= What you are asked to do =
Copy out each line featuring the string "Befejezett" from the entries beneath.

= Material for this exercise =
*-*-*

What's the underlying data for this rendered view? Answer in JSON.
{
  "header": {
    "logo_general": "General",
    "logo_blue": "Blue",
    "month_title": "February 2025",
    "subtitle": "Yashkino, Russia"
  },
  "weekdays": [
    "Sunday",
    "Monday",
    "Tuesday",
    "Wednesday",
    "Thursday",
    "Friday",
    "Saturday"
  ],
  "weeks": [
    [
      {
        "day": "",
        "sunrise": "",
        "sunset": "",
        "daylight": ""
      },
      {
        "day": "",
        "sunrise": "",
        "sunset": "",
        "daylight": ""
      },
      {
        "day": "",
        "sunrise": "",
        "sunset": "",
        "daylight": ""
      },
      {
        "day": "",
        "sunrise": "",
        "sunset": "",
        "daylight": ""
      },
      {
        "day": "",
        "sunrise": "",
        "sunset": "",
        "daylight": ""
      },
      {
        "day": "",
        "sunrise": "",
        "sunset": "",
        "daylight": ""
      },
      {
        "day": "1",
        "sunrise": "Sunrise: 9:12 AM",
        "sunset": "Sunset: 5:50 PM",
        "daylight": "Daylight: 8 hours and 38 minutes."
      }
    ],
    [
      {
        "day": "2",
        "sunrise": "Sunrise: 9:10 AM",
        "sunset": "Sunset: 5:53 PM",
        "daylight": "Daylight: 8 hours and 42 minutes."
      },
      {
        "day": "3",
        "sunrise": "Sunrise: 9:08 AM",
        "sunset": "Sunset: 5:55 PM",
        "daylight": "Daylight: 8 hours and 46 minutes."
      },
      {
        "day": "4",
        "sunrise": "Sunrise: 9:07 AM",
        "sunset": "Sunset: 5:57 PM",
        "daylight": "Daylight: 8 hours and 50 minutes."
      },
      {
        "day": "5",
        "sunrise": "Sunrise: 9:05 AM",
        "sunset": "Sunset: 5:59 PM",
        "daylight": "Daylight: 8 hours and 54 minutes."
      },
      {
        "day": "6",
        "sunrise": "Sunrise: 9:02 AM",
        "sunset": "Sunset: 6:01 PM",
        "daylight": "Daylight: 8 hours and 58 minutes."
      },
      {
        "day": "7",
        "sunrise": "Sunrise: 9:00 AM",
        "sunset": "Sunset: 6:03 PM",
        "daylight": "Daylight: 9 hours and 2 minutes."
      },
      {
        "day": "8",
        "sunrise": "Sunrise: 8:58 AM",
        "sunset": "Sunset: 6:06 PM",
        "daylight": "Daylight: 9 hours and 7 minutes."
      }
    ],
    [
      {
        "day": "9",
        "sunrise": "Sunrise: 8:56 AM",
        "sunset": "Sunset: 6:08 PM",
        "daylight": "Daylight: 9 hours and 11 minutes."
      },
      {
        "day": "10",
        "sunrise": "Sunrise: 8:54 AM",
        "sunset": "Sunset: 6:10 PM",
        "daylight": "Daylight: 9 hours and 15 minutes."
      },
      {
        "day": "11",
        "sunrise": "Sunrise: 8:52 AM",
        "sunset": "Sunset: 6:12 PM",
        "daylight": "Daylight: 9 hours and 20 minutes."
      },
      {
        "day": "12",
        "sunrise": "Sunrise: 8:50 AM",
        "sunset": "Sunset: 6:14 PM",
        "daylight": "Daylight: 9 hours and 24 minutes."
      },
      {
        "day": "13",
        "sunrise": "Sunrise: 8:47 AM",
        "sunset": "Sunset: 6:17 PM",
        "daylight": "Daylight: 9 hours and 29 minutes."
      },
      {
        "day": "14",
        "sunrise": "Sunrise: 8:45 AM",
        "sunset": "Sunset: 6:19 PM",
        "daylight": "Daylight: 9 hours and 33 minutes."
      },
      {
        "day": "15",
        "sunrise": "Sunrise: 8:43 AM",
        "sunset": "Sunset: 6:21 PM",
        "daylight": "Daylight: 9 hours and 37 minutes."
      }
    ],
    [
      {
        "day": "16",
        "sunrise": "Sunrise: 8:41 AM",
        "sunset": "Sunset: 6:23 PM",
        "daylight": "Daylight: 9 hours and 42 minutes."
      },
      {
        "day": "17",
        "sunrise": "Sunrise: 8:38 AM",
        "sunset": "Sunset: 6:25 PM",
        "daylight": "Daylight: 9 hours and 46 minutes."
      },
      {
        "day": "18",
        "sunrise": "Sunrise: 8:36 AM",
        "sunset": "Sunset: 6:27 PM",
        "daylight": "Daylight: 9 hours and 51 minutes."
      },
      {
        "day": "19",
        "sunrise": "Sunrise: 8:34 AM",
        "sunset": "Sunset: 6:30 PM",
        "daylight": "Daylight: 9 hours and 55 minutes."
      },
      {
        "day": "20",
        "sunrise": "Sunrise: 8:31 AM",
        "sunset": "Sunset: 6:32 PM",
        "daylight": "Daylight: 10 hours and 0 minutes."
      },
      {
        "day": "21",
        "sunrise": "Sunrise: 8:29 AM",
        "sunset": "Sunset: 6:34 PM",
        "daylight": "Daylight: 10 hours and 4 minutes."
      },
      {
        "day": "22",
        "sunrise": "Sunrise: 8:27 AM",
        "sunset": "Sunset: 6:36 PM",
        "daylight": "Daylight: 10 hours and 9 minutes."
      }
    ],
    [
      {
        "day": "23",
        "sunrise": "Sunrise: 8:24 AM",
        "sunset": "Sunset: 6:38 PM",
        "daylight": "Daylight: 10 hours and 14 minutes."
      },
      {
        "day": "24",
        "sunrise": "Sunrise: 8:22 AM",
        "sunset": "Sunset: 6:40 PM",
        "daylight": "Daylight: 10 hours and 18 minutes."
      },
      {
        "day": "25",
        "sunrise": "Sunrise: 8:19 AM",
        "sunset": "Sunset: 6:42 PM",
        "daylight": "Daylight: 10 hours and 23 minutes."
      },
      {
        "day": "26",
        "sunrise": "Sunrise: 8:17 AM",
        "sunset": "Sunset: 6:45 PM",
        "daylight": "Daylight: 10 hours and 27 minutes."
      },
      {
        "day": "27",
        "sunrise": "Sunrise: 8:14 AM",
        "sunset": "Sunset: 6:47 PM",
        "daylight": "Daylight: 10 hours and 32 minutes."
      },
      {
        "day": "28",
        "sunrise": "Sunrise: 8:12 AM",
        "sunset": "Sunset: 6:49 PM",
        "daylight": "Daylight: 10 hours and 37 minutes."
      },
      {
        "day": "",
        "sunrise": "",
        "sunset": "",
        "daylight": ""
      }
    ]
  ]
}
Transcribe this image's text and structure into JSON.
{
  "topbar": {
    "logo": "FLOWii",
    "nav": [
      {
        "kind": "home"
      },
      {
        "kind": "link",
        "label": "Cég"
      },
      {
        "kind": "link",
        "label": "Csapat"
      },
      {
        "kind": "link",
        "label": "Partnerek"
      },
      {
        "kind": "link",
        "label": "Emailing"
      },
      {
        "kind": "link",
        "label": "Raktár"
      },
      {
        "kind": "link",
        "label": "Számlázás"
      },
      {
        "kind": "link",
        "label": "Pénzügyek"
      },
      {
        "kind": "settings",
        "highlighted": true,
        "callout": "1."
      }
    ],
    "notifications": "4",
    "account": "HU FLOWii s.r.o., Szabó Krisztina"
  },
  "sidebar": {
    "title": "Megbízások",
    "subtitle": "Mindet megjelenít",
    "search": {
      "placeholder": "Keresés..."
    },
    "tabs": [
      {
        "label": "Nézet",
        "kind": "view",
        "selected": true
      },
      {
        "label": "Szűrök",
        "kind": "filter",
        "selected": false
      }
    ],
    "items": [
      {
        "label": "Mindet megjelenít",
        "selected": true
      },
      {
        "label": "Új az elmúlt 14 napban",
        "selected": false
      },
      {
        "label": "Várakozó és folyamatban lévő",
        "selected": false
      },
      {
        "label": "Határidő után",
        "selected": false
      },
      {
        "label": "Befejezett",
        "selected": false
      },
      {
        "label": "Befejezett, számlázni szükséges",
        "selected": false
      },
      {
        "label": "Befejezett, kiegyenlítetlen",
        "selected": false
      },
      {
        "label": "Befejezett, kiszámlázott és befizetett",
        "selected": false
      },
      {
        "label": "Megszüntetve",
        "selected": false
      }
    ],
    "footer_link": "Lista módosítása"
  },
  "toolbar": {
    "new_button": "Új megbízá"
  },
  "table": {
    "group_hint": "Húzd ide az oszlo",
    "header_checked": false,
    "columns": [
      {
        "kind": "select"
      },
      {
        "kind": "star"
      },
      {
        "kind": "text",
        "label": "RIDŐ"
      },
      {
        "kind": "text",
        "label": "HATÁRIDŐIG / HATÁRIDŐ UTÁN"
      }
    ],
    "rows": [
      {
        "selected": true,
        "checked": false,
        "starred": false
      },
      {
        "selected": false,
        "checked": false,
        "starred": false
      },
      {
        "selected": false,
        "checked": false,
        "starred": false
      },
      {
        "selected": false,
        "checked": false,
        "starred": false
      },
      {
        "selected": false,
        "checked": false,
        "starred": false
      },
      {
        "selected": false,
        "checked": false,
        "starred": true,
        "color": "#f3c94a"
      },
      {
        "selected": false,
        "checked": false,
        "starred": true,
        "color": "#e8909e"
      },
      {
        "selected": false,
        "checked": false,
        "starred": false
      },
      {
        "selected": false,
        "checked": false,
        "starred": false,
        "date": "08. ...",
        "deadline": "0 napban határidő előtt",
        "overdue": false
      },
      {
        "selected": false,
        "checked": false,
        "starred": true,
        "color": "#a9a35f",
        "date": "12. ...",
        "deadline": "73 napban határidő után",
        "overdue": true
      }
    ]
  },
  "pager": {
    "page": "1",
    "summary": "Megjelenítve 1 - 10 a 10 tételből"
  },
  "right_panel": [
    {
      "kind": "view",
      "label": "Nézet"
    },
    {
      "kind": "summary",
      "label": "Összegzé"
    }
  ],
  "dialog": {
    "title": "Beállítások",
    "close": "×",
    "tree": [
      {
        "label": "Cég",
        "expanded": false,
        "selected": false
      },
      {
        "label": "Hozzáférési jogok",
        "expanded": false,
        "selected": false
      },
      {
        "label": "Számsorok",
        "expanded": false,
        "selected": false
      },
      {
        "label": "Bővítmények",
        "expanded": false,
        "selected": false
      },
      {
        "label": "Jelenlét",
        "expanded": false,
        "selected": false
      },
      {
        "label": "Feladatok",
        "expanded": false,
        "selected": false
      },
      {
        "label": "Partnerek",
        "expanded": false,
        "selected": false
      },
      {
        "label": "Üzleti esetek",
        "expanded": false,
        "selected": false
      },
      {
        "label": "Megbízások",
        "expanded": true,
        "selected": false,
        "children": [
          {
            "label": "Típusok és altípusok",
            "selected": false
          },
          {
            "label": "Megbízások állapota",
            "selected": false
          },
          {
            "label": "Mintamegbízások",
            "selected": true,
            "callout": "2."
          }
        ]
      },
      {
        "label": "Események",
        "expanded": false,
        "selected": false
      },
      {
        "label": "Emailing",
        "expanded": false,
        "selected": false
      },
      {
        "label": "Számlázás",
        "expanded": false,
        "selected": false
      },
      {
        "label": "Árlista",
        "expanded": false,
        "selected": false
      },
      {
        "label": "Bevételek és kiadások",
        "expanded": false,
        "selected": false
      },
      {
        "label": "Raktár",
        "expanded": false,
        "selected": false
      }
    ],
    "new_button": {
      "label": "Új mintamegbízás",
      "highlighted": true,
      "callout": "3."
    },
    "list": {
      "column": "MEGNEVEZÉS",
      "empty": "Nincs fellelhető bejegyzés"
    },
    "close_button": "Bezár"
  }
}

*-*-*

= Answer =
        "label": "Befejezett",
        "label": "Befejezett, számlázni szükséges",
        "label": "Befejezett, kiegyenlítetlen",
        "label": "Befejezett, kiszámlázott és befizetett",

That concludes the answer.